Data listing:
= = = = = = =
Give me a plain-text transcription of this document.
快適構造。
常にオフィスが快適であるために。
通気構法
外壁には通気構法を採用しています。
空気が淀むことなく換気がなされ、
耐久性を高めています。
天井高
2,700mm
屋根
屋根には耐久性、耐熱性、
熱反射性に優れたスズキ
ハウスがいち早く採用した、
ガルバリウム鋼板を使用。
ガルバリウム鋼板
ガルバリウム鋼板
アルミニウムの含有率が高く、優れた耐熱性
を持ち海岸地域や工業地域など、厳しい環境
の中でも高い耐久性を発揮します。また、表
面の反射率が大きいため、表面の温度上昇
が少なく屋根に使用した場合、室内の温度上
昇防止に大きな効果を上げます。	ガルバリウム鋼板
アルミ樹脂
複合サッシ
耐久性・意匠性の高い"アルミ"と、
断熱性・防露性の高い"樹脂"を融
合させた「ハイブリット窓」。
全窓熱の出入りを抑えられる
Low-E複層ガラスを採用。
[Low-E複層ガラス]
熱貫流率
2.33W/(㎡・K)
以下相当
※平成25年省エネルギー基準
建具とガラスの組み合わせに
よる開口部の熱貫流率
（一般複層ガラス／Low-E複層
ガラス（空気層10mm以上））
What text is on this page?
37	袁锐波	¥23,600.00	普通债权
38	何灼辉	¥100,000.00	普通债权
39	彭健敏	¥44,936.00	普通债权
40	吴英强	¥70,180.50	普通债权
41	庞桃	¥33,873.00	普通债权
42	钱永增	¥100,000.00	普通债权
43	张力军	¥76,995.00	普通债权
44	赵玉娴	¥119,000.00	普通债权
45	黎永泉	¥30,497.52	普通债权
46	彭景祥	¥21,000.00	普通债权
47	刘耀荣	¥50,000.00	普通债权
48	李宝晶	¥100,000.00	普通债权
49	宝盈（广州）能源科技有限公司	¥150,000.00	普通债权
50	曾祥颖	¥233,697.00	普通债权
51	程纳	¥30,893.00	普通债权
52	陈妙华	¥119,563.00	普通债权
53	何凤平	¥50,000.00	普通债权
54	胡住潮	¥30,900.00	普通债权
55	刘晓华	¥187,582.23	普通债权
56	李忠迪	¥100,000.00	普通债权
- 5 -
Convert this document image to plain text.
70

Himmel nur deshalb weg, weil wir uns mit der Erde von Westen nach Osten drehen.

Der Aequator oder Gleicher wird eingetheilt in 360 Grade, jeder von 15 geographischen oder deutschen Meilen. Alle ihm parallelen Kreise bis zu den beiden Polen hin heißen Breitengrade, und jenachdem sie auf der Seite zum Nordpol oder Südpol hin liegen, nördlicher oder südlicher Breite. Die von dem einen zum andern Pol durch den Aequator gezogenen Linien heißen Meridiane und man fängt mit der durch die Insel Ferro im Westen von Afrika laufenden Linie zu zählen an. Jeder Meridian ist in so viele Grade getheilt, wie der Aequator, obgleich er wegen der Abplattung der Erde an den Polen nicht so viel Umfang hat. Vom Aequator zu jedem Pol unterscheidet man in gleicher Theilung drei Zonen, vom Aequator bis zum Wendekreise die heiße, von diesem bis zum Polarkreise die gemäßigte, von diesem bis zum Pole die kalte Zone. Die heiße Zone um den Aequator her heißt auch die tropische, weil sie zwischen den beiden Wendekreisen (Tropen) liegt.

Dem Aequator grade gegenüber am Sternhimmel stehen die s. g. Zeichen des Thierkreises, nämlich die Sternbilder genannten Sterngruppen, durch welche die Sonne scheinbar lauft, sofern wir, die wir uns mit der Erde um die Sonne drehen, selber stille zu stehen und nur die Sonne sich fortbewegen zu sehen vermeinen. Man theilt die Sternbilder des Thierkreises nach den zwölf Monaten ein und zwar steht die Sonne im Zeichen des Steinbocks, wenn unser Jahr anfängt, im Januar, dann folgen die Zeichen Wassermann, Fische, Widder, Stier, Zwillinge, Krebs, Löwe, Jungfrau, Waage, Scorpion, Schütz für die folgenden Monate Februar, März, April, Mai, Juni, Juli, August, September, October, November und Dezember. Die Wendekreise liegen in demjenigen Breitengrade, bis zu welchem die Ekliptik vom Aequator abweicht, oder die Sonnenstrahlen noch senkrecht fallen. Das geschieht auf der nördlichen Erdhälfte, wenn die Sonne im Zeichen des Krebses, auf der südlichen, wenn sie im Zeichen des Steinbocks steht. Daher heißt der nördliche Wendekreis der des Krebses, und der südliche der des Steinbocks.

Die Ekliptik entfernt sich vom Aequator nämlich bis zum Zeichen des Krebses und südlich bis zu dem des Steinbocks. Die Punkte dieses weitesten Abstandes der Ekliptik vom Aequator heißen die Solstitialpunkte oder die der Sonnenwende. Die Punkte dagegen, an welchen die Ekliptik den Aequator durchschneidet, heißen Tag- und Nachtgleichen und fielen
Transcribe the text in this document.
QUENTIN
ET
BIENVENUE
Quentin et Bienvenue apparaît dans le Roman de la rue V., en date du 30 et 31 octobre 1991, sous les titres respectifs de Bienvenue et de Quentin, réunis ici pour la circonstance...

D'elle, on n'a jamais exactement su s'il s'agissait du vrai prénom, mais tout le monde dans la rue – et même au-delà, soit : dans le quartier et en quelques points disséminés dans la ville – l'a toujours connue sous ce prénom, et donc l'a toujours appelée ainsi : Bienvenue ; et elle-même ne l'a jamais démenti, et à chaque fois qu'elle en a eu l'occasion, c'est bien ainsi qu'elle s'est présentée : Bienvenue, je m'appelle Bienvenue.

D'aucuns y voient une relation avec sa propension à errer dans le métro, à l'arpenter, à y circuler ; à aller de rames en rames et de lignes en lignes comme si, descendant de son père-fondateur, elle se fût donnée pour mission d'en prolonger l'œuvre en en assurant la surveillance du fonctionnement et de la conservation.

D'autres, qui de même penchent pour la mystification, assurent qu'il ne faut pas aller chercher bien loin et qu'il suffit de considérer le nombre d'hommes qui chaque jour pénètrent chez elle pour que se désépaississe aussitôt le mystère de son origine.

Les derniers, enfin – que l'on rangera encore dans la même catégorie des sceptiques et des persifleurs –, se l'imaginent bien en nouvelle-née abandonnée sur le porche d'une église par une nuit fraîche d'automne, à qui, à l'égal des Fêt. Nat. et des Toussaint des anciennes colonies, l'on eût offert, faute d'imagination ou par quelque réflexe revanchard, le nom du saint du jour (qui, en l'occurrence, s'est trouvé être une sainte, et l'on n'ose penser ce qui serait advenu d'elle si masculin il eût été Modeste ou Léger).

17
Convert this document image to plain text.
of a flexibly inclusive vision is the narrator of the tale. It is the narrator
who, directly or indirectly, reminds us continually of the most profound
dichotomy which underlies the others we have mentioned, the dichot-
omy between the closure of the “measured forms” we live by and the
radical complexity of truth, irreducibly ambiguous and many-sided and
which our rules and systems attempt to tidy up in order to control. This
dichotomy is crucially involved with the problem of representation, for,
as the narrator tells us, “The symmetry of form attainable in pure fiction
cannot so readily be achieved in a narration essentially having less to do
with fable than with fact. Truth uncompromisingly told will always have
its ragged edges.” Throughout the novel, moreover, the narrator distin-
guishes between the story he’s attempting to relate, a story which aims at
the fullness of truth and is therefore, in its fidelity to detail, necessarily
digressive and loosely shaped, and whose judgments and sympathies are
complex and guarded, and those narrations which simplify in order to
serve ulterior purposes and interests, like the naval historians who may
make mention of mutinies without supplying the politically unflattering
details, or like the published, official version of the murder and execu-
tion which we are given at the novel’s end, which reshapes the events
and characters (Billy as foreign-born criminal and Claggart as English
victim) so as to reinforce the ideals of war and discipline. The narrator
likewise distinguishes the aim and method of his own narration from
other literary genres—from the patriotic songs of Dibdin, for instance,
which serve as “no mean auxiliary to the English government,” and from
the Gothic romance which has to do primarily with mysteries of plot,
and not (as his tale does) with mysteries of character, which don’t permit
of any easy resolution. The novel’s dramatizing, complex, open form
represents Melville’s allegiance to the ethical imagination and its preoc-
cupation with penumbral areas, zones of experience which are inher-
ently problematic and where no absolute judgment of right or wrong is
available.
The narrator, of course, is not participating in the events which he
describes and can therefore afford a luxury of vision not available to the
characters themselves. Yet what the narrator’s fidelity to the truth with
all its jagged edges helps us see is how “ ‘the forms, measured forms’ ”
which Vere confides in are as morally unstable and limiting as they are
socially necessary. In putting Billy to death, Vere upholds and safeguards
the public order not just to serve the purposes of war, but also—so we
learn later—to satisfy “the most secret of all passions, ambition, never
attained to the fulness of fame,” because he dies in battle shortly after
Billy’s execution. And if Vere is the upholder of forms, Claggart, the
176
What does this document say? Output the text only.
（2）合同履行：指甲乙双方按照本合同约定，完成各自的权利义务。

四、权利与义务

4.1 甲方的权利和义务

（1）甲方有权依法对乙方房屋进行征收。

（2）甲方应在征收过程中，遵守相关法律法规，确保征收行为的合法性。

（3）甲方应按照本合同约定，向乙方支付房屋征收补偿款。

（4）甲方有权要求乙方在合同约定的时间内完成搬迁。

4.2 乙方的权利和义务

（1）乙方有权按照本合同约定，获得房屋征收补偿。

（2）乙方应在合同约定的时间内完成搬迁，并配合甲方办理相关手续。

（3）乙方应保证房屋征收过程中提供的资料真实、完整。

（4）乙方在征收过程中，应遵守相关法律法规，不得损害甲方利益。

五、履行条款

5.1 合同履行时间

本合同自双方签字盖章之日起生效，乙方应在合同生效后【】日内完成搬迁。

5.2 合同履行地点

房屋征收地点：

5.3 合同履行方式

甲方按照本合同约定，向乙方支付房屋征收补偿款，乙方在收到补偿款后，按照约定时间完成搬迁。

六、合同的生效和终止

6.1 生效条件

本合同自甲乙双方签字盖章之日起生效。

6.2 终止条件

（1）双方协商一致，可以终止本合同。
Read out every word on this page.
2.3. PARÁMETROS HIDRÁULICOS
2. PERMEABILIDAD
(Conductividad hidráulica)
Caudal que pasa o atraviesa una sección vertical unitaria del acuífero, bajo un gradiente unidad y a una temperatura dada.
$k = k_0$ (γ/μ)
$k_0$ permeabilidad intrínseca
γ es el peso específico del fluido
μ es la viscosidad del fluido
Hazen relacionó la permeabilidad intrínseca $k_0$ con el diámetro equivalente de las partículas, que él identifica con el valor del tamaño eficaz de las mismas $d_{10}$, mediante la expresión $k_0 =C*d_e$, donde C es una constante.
= = = = = = =
Where a line contains the string "tale", extract that line.

of a flexibly inclusive vision is the narrator of the tale. It is the narrator
and not (as his tale does) with mysteries of character, which don’t permit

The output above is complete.